%%

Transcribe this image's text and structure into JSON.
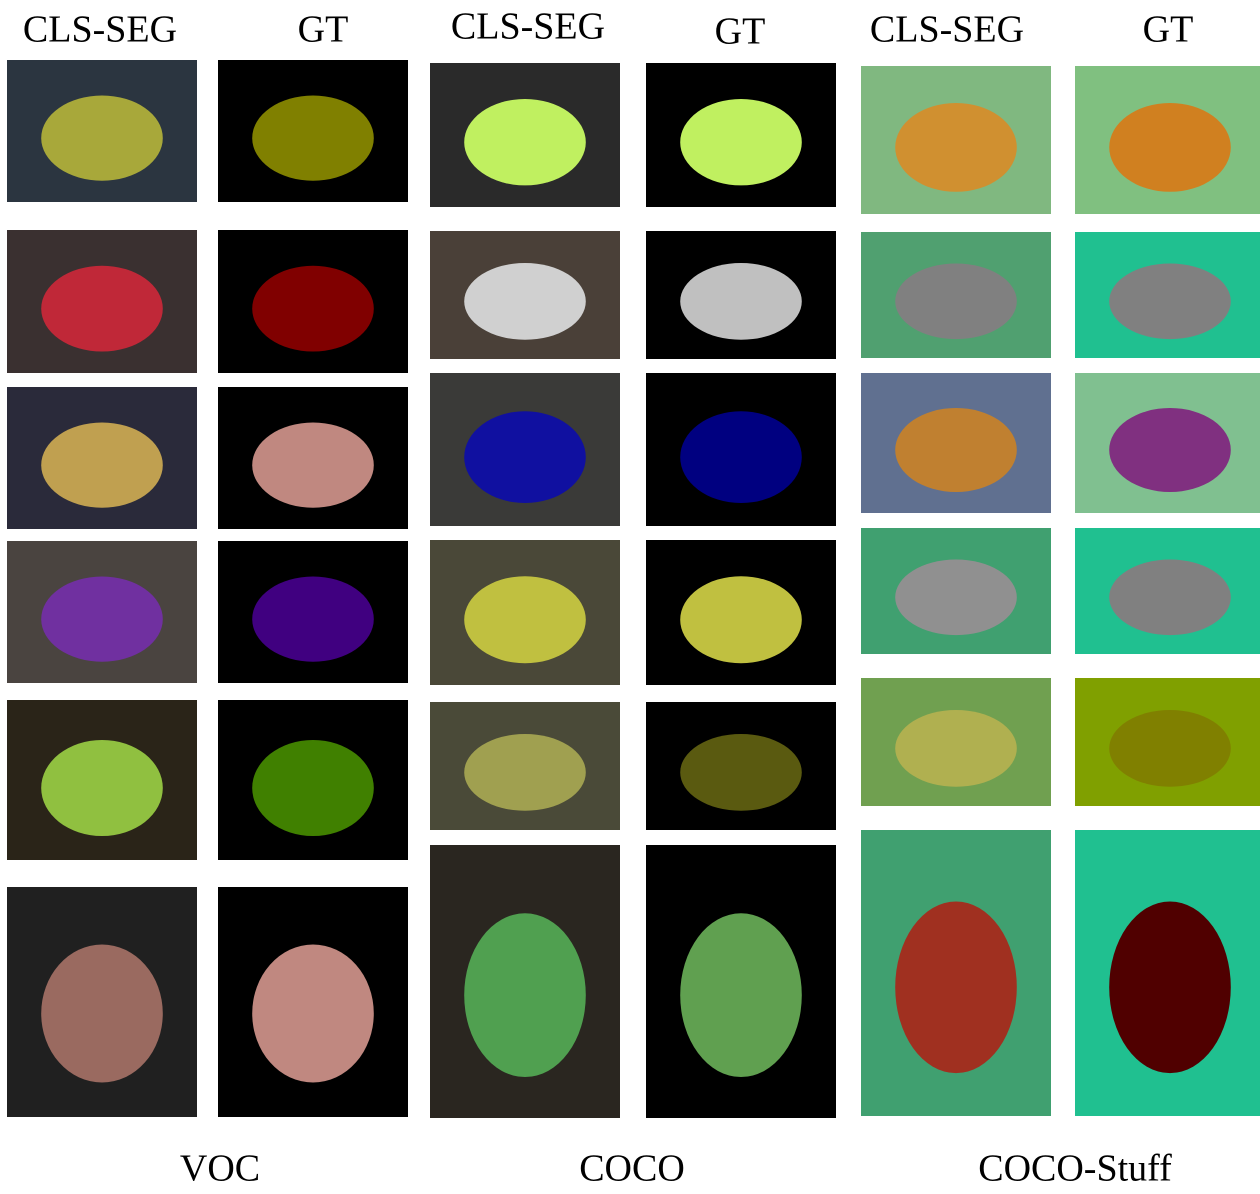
{
  "groups": [
    {
      "label": "VOC",
      "columns": [
        "CLS-SEG",
        "GT"
      ]
    },
    {
      "label": "COCO",
      "columns": [
        "CLS-SEG",
        "GT"
      ]
    },
    {
      "label": "COCO-Stuff",
      "columns": [
        "CLS-SEG",
        "GT"
      ]
    }
  ]
}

%%

Your task is to return the entries above exactly, with no pictures.

Transcribe this image's text and structure into JSON.
{
  "groups": [
    {
      "label": "VOC",
      "columns": [
        "CLS-SEG",
        "GT"
      ]
    },
    {
      "label": "COCO",
      "columns": [
        "CLS-SEG",
        "GT"
      ]
    },
    {
      "label": "COCO-Stuff",
      "columns": [
        "CLS-SEG",
        "GT"
      ]
    }
  ]
}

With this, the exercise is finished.